What is asked - Report how many lines contain "seed"; state the number and nothing else.

Input data -
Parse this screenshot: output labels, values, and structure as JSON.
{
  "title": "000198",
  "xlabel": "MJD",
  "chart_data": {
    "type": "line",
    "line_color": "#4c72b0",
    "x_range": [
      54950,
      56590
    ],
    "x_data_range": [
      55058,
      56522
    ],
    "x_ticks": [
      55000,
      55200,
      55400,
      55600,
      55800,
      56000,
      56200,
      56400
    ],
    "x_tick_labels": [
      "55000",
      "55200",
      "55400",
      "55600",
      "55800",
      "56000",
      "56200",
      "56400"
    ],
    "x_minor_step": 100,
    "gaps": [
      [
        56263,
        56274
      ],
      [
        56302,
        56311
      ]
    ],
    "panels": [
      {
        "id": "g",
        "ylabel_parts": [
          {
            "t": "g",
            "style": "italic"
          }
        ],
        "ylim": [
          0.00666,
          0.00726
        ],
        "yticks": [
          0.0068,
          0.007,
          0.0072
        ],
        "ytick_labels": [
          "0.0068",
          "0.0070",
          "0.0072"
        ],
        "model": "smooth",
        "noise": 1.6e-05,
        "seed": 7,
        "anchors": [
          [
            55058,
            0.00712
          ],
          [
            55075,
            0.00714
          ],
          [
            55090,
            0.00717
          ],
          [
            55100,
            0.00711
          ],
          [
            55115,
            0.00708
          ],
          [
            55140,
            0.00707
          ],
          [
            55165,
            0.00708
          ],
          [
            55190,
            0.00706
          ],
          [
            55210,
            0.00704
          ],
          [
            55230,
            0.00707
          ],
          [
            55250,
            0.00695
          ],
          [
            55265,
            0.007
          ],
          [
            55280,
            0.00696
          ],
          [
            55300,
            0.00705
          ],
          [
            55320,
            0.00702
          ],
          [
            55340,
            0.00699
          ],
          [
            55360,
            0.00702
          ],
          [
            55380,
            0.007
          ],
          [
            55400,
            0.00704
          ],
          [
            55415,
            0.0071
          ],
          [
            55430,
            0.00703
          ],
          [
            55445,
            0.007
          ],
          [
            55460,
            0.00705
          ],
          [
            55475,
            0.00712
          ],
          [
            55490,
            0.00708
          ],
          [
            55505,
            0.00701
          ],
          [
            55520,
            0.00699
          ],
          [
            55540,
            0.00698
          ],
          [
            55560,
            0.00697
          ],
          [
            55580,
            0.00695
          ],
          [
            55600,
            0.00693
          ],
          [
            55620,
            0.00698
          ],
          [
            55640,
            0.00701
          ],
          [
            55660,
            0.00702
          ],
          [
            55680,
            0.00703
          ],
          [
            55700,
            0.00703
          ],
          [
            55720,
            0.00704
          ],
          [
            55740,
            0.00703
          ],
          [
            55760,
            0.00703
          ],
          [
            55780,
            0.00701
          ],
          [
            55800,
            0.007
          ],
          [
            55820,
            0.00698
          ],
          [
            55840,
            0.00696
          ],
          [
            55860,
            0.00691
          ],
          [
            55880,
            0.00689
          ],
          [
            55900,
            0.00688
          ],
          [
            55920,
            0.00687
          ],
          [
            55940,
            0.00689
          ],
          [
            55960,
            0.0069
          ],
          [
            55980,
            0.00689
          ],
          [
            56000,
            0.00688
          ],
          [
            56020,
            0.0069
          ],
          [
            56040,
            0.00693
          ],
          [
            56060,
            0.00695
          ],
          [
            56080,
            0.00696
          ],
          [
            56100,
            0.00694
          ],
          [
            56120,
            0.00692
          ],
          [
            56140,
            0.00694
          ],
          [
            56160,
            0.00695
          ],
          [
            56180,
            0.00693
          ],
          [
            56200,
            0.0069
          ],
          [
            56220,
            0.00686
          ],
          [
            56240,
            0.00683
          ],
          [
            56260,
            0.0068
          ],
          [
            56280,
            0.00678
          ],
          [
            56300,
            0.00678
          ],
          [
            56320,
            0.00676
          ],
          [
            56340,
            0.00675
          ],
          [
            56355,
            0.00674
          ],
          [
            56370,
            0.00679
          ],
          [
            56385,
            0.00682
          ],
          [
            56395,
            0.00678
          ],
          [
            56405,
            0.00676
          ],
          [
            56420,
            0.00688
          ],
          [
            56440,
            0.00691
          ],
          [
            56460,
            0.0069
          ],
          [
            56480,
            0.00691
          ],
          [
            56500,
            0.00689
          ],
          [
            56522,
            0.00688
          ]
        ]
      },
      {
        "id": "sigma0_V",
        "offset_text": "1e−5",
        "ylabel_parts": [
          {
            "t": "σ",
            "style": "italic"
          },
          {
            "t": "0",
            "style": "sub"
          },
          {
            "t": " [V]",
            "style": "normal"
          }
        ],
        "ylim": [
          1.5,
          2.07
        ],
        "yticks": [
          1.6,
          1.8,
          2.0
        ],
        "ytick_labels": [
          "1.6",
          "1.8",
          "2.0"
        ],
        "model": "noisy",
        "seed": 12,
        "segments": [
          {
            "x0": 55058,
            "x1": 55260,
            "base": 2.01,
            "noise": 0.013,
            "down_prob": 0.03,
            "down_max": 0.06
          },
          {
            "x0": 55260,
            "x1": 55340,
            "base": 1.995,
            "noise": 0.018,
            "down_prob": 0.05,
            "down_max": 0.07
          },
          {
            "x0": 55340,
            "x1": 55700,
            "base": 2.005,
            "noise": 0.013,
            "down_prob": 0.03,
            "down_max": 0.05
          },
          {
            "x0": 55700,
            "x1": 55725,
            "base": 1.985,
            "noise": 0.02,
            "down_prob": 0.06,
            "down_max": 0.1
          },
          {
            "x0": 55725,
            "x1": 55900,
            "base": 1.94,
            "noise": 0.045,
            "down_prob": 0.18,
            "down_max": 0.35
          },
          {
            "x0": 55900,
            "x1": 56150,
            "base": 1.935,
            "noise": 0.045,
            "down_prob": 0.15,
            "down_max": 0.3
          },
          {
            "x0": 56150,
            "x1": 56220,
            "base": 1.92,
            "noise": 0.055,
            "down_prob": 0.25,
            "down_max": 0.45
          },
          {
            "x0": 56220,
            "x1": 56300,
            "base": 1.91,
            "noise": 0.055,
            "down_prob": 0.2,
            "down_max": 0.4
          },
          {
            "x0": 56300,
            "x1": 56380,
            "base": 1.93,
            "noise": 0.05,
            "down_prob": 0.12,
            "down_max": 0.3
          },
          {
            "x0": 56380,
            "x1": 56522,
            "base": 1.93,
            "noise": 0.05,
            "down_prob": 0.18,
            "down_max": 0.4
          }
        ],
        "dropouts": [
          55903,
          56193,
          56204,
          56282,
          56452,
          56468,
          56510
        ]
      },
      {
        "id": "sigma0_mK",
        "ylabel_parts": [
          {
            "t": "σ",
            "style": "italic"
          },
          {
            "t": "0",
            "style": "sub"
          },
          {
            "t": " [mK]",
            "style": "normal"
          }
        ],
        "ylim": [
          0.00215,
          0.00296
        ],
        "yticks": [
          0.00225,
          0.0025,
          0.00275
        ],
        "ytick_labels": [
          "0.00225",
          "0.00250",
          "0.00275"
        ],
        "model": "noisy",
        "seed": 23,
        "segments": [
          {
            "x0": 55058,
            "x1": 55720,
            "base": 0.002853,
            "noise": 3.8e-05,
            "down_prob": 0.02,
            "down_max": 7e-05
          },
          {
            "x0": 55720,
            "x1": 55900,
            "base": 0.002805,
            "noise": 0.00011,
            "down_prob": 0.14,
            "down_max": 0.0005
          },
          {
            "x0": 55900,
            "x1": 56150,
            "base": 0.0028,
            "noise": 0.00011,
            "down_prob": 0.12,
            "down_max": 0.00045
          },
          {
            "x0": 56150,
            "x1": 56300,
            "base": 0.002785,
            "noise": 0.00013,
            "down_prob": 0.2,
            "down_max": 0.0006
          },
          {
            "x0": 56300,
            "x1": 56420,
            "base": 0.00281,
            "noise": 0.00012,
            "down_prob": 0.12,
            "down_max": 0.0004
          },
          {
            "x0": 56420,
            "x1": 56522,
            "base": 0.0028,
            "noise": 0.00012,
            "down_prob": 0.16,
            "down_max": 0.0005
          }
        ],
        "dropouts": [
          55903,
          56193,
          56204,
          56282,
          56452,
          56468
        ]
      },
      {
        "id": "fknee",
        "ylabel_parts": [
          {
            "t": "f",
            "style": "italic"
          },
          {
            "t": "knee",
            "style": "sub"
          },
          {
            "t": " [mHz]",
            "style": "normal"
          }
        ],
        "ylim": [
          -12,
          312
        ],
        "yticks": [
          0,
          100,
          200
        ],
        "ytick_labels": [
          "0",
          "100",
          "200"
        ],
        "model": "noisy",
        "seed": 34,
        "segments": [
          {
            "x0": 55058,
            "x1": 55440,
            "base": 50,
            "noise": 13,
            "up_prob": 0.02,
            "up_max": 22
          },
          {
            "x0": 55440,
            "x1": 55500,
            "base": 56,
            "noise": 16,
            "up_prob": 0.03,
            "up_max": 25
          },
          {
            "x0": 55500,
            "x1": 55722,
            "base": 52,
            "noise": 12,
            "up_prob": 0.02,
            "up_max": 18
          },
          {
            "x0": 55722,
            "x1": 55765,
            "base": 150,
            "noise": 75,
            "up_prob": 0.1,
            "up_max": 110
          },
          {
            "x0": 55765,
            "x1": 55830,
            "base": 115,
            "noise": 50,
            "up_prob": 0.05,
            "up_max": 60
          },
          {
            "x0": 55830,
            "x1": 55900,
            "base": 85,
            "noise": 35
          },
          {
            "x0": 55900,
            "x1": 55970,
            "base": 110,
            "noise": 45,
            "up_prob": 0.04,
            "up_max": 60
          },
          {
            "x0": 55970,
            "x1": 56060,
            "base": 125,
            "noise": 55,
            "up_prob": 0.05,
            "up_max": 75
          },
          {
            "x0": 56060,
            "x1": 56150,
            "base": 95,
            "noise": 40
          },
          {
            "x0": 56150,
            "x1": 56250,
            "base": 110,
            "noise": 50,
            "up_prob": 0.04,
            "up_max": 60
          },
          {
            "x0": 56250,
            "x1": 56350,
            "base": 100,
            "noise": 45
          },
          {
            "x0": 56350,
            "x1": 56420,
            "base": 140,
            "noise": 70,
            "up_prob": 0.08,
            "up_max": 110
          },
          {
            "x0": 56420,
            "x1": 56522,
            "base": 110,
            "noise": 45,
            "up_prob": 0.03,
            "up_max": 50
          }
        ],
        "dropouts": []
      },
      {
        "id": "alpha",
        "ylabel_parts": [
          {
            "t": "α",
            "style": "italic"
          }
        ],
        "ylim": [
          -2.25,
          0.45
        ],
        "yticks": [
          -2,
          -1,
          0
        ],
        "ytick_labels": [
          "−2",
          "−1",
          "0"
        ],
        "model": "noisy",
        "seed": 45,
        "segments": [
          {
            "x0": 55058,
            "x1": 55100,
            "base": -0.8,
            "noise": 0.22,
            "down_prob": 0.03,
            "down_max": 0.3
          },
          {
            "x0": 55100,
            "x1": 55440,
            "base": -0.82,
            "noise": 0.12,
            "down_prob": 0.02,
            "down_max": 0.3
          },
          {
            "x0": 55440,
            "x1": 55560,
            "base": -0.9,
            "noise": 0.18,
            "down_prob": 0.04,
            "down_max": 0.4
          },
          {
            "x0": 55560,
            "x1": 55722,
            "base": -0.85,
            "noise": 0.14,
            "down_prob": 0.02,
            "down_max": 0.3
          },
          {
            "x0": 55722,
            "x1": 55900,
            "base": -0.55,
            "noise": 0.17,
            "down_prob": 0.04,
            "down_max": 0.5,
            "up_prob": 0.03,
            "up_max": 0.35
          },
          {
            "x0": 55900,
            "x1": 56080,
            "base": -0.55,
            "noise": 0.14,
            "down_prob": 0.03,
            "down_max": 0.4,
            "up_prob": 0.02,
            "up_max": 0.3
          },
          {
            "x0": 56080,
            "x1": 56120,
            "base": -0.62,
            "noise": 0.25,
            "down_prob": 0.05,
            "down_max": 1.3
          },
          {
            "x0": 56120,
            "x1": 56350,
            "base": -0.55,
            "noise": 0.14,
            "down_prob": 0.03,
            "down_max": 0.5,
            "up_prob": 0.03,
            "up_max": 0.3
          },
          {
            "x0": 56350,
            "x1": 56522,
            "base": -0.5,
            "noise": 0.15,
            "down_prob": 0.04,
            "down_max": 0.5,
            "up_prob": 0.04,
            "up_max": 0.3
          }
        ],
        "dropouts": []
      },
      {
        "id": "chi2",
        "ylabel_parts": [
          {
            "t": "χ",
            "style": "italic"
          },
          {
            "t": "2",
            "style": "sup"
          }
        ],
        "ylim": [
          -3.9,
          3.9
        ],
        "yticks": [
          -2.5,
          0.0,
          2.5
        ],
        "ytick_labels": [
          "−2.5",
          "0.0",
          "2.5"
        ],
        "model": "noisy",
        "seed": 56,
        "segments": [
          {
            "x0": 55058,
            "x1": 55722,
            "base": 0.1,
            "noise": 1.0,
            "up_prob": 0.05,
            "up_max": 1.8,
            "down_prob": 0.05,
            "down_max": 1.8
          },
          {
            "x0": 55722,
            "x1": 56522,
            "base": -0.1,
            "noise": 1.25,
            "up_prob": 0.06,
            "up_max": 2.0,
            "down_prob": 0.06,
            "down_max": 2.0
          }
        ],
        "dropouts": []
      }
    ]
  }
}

Output of the task - 6